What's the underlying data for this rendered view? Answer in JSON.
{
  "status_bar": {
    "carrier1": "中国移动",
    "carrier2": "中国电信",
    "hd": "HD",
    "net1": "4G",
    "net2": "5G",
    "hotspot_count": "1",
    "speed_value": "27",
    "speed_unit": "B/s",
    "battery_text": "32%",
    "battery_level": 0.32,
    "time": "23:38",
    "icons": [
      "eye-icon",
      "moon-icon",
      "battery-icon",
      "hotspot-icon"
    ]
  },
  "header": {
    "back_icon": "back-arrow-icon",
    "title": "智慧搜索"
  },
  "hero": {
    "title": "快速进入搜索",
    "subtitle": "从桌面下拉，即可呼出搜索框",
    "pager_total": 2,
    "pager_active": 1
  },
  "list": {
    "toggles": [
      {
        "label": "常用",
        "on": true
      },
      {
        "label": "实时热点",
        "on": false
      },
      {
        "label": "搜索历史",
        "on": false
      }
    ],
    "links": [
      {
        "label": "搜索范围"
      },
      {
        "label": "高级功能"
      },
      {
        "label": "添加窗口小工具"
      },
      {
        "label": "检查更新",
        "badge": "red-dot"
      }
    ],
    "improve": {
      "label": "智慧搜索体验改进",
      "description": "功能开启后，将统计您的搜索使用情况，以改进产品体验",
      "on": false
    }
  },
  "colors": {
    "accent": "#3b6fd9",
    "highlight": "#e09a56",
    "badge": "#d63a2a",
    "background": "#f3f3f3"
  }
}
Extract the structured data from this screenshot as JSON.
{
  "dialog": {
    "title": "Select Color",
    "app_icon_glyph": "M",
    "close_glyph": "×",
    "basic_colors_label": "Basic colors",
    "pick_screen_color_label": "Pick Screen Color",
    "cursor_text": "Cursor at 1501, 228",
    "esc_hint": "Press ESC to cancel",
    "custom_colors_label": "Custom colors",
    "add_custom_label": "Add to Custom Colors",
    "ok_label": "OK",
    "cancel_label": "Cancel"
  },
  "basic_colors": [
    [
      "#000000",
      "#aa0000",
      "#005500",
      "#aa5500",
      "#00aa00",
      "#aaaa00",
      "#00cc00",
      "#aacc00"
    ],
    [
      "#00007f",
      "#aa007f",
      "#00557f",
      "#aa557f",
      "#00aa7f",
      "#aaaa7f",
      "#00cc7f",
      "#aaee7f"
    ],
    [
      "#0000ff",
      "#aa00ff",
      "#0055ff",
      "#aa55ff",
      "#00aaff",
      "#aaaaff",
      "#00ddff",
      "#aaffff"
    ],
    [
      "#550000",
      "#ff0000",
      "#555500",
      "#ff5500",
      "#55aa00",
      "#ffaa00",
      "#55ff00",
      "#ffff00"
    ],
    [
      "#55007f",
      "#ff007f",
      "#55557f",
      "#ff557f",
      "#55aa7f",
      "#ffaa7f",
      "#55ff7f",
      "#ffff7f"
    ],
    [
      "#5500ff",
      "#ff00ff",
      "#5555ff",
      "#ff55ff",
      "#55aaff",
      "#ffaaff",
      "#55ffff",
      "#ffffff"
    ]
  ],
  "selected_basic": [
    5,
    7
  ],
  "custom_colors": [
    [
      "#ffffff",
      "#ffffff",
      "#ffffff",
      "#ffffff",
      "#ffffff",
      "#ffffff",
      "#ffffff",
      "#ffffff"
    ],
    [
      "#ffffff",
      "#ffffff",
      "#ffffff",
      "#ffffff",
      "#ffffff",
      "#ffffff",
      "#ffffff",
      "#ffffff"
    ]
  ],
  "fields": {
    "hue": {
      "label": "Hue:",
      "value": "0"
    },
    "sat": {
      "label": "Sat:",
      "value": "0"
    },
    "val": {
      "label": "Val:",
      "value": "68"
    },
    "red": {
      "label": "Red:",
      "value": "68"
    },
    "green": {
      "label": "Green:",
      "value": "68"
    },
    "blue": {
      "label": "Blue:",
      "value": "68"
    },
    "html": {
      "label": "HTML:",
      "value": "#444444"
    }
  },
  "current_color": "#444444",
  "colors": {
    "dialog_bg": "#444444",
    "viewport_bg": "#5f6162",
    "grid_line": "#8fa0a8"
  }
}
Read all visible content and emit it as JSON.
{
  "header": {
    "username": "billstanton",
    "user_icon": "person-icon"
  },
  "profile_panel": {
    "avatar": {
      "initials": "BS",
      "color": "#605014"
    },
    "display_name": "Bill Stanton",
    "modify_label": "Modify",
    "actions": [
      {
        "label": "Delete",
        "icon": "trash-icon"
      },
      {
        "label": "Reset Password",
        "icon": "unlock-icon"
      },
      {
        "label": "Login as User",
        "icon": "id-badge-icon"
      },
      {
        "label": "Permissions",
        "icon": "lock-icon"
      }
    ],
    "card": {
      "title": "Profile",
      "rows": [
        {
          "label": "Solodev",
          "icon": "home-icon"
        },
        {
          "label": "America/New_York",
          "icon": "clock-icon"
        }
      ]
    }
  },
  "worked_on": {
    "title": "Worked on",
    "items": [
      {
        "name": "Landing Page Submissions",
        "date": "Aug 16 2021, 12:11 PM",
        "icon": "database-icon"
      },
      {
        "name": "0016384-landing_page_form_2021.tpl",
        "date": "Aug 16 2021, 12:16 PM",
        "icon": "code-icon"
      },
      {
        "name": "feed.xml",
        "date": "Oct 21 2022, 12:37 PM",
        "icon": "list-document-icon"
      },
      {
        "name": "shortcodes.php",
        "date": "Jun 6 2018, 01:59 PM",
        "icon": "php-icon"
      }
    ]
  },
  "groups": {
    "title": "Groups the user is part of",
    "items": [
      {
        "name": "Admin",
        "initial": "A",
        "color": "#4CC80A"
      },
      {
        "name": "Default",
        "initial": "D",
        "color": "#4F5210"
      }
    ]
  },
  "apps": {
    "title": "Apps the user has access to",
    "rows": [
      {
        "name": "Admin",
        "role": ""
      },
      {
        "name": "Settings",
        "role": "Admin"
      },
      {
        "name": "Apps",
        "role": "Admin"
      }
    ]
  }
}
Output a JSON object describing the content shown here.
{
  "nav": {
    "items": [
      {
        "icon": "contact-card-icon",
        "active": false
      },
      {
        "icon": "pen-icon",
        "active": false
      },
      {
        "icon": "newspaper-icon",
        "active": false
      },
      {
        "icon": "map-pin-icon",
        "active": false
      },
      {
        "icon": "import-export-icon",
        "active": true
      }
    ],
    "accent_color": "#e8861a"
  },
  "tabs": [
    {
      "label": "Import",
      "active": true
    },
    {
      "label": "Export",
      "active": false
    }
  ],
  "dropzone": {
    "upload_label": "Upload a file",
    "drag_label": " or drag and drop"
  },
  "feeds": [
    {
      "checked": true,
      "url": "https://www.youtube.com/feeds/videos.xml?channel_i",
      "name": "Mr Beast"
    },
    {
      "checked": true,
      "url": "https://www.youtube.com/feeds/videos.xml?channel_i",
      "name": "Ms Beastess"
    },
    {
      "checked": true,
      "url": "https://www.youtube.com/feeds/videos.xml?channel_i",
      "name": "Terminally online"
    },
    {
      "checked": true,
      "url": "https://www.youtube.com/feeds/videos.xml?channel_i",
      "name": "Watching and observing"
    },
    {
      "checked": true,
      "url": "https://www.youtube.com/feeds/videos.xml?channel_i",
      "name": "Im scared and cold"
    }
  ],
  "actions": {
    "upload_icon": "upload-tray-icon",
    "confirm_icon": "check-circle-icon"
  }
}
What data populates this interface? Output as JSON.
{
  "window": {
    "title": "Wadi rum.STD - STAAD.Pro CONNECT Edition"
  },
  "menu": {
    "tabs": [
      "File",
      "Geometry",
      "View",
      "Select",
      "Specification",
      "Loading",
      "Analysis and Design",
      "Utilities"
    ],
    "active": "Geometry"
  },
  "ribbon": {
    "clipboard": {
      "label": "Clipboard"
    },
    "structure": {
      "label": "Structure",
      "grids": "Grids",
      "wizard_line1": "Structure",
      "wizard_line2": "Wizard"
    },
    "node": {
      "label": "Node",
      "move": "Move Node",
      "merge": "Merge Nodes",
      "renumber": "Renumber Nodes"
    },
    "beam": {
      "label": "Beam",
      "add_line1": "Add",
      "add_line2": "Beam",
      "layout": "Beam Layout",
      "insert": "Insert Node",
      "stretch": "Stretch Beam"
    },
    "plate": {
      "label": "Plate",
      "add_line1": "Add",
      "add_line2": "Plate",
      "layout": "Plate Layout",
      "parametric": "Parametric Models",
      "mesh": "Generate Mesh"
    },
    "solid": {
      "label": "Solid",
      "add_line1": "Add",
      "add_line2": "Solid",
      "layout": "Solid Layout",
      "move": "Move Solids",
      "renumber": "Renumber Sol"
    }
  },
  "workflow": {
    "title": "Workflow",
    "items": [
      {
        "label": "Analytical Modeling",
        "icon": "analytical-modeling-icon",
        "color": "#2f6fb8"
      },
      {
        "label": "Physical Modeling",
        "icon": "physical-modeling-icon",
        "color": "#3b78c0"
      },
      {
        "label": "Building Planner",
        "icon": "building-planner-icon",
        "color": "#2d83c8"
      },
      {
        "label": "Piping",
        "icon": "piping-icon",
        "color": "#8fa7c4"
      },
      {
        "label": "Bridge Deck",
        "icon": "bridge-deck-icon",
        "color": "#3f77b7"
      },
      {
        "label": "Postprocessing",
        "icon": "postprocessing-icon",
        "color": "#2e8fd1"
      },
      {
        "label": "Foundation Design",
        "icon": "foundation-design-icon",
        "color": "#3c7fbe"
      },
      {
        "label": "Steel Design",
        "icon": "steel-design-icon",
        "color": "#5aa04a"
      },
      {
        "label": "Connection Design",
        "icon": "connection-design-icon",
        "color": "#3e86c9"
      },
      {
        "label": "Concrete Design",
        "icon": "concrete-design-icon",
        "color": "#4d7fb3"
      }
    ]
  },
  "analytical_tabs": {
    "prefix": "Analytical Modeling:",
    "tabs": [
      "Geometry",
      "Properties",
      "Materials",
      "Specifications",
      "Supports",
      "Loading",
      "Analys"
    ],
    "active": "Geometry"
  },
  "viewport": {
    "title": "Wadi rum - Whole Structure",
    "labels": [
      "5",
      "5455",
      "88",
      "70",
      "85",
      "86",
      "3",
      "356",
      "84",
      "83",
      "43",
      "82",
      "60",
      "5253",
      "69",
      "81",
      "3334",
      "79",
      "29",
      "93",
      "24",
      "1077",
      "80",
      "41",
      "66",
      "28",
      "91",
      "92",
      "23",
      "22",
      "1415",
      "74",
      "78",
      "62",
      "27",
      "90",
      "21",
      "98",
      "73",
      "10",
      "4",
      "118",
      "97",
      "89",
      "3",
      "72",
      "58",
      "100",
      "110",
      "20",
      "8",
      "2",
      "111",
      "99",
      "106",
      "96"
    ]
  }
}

#### Stated task:
Using the listing above, list every line in which the string "What" occurs.

#### Complete output:
What's the underlying data for this rendered view? Answer in JSON.
What data populates this interface? Output as JSON.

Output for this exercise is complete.